[A block of data]
-.-.-

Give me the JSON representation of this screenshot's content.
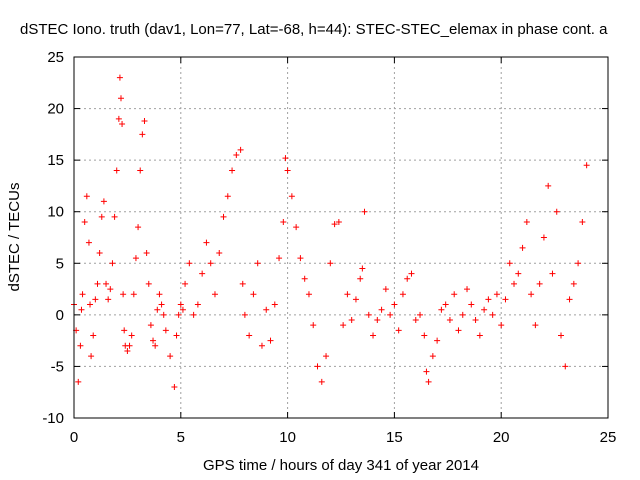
{
  "chart_data": {
    "type": "scatter",
    "title": "dSTEC Iono. truth (dav1, Lon=77, Lat=-68, h=44): STEC-STEC_elemax in phase cont. a",
    "xlabel": "GPS time / hours of day 341 of year 2014",
    "ylabel": "dSTEC  / TECUs",
    "xlim": [
      0,
      25
    ],
    "ylim": [
      -10,
      25
    ],
    "xticks": [
      0,
      5,
      10,
      15,
      20,
      25
    ],
    "yticks": [
      -10,
      -5,
      0,
      5,
      10,
      15,
      20,
      25
    ],
    "xtick_labels": [
      "0",
      "5",
      "10",
      "15",
      "20",
      "25"
    ],
    "ytick_labels": [
      "-10",
      "-5",
      "0",
      "5",
      "10",
      "15",
      "20",
      "25"
    ],
    "grid": true,
    "marker": "+",
    "color": "#ff0000",
    "series": [
      {
        "name": "dSTEC",
        "x": [
          0.0,
          0.1,
          0.2,
          0.3,
          0.35,
          0.4,
          0.5,
          0.6,
          0.7,
          0.75,
          0.8,
          0.9,
          1.0,
          1.1,
          1.2,
          1.3,
          1.4,
          1.5,
          1.6,
          1.7,
          1.8,
          1.9,
          2.0,
          2.1,
          2.15,
          2.2,
          2.25,
          2.3,
          2.35,
          2.4,
          2.5,
          2.6,
          2.7,
          2.8,
          2.9,
          3.0,
          3.1,
          3.2,
          3.3,
          3.4,
          3.5,
          3.6,
          3.7,
          3.8,
          3.9,
          4.0,
          4.1,
          4.2,
          4.3,
          4.5,
          4.7,
          4.8,
          4.9,
          5.0,
          5.1,
          5.2,
          5.4,
          5.6,
          5.8,
          6.0,
          6.2,
          6.4,
          6.6,
          6.8,
          7.0,
          7.2,
          7.4,
          7.6,
          7.8,
          7.9,
          8.0,
          8.2,
          8.4,
          8.6,
          8.8,
          9.0,
          9.2,
          9.4,
          9.6,
          9.8,
          9.9,
          10.0,
          10.2,
          10.4,
          10.6,
          10.8,
          11.0,
          11.2,
          11.4,
          11.6,
          11.8,
          12.0,
          12.2,
          12.4,
          12.6,
          12.8,
          13.0,
          13.2,
          13.4,
          13.5,
          13.6,
          13.8,
          14.0,
          14.2,
          14.4,
          14.6,
          14.8,
          15.0,
          15.2,
          15.4,
          15.6,
          15.8,
          16.0,
          16.2,
          16.4,
          16.5,
          16.6,
          16.8,
          17.0,
          17.2,
          17.4,
          17.6,
          17.8,
          18.0,
          18.2,
          18.4,
          18.6,
          18.8,
          19.0,
          19.2,
          19.4,
          19.6,
          19.8,
          20.0,
          20.2,
          20.4,
          20.6,
          20.8,
          21.0,
          21.2,
          21.4,
          21.6,
          21.8,
          22.0,
          22.2,
          22.4,
          22.6,
          22.8,
          23.0,
          23.2,
          23.4,
          23.6,
          23.8,
          24.0
        ],
        "y": [
          1.0,
          -1.5,
          -6.5,
          -3.0,
          0.5,
          2.0,
          9.0,
          11.5,
          7.0,
          1.0,
          -4.0,
          -2.0,
          1.5,
          3.0,
          6.0,
          9.5,
          11.0,
          3.0,
          1.5,
          2.5,
          5.0,
          9.5,
          14.0,
          19.0,
          23.0,
          21.0,
          18.5,
          2.0,
          -1.5,
          -3.0,
          -3.5,
          -3.0,
          -2.0,
          2.0,
          5.5,
          8.5,
          14.0,
          17.5,
          18.8,
          6.0,
          3.0,
          -1.0,
          -2.5,
          -3.0,
          0.5,
          2.0,
          1.0,
          0.0,
          -1.5,
          -4.0,
          -7.0,
          -2.0,
          0.0,
          1.0,
          0.5,
          3.0,
          5.0,
          0.0,
          1.0,
          4.0,
          7.0,
          5.0,
          2.0,
          6.0,
          9.5,
          11.5,
          14.0,
          15.5,
          16.0,
          3.0,
          0.0,
          -2.0,
          2.0,
          5.0,
          -3.0,
          0.5,
          -2.5,
          1.0,
          5.5,
          9.0,
          15.2,
          14.0,
          11.5,
          8.5,
          5.5,
          3.5,
          2.0,
          -1.0,
          -5.0,
          -6.5,
          -4.0,
          5.0,
          8.8,
          9.0,
          -1.0,
          2.0,
          -0.5,
          1.5,
          3.5,
          4.5,
          10.0,
          0.0,
          -2.0,
          -0.5,
          0.5,
          2.5,
          0.0,
          1.0,
          -1.5,
          2.0,
          3.5,
          4.0,
          -0.5,
          0.0,
          -2.0,
          -5.5,
          -6.5,
          -4.0,
          -2.5,
          0.5,
          1.0,
          -0.5,
          2.0,
          -1.5,
          0.0,
          2.5,
          1.0,
          -0.5,
          -2.0,
          0.5,
          1.5,
          0.0,
          2.0,
          -1.0,
          1.5,
          5.0,
          3.0,
          4.0,
          6.5,
          9.0,
          2.0,
          -1.0,
          3.0,
          7.5,
          12.5,
          4.0,
          10.0,
          -2.0,
          -5.0,
          1.5,
          3.0,
          5.0,
          9.0,
          14.5
        ]
      }
    ]
  }
}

-.-.-

### PROBLEM DESCRIPTION
Go through the data above and find the lines with the word "dSTEC". Copy each of those lines.

### RESPONSE TO THE TASK
    "title": "dSTEC Iono. truth (dav1, Lon=77, Lat=-68, h=44): STEC-STEC_elemax in phase cont. a",
    "ylabel": "dSTEC  / TECUs",
        "name": "dSTEC",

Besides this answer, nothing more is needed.